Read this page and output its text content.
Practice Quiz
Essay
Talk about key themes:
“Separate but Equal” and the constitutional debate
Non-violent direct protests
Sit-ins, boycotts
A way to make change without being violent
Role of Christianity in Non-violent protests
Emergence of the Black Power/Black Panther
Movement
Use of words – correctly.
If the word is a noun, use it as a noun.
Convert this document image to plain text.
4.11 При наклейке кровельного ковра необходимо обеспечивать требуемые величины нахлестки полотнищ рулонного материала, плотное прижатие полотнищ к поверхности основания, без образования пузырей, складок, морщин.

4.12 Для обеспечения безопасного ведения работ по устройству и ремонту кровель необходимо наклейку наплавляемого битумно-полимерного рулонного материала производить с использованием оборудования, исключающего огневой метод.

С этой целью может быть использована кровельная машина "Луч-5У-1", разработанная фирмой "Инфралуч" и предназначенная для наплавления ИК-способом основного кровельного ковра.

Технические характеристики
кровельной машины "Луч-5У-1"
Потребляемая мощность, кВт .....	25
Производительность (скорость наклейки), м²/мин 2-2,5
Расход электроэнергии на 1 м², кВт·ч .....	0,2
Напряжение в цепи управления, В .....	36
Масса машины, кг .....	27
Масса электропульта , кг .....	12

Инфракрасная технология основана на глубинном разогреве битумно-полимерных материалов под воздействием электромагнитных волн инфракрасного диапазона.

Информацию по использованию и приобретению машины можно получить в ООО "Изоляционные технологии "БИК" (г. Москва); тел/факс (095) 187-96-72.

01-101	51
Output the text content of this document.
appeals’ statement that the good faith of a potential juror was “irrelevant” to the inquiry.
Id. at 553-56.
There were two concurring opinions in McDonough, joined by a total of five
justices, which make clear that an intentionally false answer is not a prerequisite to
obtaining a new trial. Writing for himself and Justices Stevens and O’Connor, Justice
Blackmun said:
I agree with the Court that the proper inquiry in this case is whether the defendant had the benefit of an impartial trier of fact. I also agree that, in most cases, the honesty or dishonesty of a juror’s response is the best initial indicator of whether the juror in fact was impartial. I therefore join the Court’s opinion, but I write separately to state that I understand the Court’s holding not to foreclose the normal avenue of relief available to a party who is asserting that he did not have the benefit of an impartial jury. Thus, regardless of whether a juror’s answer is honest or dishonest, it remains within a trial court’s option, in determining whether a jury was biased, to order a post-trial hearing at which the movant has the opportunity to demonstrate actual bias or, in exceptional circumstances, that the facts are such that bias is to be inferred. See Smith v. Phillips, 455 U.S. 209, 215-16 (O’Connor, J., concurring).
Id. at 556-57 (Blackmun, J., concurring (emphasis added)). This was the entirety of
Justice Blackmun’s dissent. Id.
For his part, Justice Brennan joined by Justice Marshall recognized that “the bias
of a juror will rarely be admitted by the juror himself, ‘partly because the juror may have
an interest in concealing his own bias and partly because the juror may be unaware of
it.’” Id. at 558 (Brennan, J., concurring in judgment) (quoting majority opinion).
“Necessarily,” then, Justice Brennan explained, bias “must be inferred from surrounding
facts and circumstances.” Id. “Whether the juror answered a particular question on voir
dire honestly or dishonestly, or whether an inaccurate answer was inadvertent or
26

☆ ☆ ☆ ☆ ☆

AIM OF THE TASK: Exactly as shown above, return every record.

WRITTEN RESPONSE:
Read this page and output its text content.
Practice Quiz
Essay
Talk about key themes:
“Separate but Equal” and the constitutional debate
Non-violent direct protests
Sit-ins, boycotts
A way to make change without being violent
Role of Christianity in Non-violent protests
Emergence of the Black Power/Black Panther
Movement
Use of words – correctly.
If the word is a noun, use it as a noun.
Convert this document image to plain text.
4.11 При наклейке кровельного ковра необходимо обеспечивать требуемые величины нахлестки полотнищ рулонного материала, плотное прижатие полотнищ к поверхности основания, без образования пузырей, складок, морщин.

4.12 Для обеспечения безопасного ведения работ по устройству и ремонту кровель необходимо наклейку наплавляемого битумно-полимерного рулонного материала производить с использованием оборудования, исключающего огневой метод.

С этой целью может быть использована кровельная машина "Луч-5У-1", разработанная фирмой "Инфралуч" и предназначенная для наплавления ИК-способом основного кровельного ковра.

Технические характеристики
кровельной машины "Луч-5У-1"
Потребляемая мощность, кВт .....	25
Производительность (скорость наклейки), м²/мин 2-2,5
Расход электроэнергии на 1 м², кВт·ч .....	0,2
Напряжение в цепи управления, В .....	36
Масса машины, кг .....	27
Масса электропульта , кг .....	12

Инфракрасная технология основана на глубинном разогреве битумно-полимерных материалов под воздействием электромагнитных волн инфракрасного диапазона.

Информацию по использованию и приобретению машины можно получить в ООО "Изоляционные технологии "БИК" (г. Москва); тел/факс (095) 187-96-72.

01-101	51
Output the text content of this document.
appeals’ statement that the good faith of a potential juror was “irrelevant” to the inquiry.
Id. at 553-56.
There were two concurring opinions in McDonough, joined by a total of five
justices, which make clear that an intentionally false answer is not a prerequisite to
obtaining a new trial. Writing for himself and Justices Stevens and O’Connor, Justice
Blackmun said:
I agree with the Court that the proper inquiry in this case is whether the defendant had the benefit of an impartial trier of fact. I also agree that, in most cases, the honesty or dishonesty of a juror’s response is the best initial indicator of whether the juror in fact was impartial. I therefore join the Court’s opinion, but I write separately to state that I understand the Court’s holding not to foreclose the normal avenue of relief available to a party who is asserting that he did not have the benefit of an impartial jury. Thus, regardless of whether a juror’s answer is honest or dishonest, it remains within a trial court’s option, in determining whether a jury was biased, to order a post-trial hearing at which the movant has the opportunity to demonstrate actual bias or, in exceptional circumstances, that the facts are such that bias is to be inferred. See Smith v. Phillips, 455 U.S. 209, 215-16 (O’Connor, J., concurring).
Id. at 556-57 (Blackmun, J., concurring (emphasis added)). This was the entirety of
Justice Blackmun’s dissent. Id.
For his part, Justice Brennan joined by Justice Marshall recognized that “the bias
of a juror will rarely be admitted by the juror himself, ‘partly because the juror may have
an interest in concealing his own bias and partly because the juror may be unaware of
it.’” Id. at 558 (Brennan, J., concurring in judgment) (quoting majority opinion).
“Necessarily,” then, Justice Brennan explained, bias “must be inferred from surrounding
facts and circumstances.” Id. “Whether the juror answered a particular question on voir
dire honestly or dishonestly, or whether an inaccurate answer was inadvertent or
26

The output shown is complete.